WHAT IS NEEDED – Tally all lines containing the word "circle". Give the number alone.

**** RECORDS TO USE ****

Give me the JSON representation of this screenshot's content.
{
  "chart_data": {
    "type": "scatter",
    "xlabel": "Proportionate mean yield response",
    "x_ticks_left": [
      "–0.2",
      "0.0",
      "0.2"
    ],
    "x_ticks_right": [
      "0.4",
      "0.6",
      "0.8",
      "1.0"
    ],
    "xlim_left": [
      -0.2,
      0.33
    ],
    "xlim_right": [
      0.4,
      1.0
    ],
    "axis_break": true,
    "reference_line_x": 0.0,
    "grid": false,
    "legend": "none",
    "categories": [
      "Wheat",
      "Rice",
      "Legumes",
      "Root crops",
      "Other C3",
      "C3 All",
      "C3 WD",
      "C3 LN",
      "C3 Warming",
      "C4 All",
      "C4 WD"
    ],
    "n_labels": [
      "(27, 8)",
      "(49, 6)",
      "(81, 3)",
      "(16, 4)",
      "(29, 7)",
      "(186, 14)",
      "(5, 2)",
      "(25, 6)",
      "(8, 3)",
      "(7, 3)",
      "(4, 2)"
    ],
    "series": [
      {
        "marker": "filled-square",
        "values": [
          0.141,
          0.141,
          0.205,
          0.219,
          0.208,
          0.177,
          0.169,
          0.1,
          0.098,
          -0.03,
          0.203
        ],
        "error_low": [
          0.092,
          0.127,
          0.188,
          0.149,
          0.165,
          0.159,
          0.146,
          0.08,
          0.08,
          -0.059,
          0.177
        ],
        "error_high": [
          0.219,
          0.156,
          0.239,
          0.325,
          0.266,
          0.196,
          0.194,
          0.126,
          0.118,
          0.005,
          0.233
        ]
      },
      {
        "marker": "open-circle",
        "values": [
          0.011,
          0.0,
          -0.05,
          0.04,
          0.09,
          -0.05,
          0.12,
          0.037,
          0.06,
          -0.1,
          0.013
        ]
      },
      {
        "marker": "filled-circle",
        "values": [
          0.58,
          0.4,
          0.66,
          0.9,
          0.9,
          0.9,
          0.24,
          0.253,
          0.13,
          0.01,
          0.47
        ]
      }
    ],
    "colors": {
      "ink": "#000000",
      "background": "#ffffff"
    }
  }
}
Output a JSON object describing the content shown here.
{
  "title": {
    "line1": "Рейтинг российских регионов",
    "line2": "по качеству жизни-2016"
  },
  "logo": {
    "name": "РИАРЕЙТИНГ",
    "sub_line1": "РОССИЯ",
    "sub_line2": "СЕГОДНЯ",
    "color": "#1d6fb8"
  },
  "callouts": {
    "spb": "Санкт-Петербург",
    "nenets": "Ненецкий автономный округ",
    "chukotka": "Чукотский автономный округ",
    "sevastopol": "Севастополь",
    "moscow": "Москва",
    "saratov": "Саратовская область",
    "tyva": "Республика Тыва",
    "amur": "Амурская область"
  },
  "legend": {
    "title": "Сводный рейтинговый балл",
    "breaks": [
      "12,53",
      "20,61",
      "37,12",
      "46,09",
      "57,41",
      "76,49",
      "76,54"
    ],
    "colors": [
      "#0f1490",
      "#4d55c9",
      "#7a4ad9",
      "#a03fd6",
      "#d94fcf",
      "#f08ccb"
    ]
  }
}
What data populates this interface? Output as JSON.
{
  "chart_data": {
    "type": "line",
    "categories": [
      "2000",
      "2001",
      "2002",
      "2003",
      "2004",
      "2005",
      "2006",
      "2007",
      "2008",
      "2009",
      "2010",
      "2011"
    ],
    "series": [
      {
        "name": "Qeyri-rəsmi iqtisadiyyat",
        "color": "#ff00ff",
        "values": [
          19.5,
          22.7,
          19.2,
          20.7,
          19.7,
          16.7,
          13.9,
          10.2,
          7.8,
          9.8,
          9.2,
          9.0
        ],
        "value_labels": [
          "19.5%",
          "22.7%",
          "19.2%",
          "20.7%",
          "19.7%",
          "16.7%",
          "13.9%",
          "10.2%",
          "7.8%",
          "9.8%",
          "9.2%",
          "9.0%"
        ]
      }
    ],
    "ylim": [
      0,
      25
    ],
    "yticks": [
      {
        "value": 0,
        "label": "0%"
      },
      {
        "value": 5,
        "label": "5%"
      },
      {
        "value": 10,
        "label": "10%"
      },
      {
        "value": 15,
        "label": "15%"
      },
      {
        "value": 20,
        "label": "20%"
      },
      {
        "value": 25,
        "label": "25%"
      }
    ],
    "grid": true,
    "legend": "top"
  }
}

****

TASK ANSWER – 2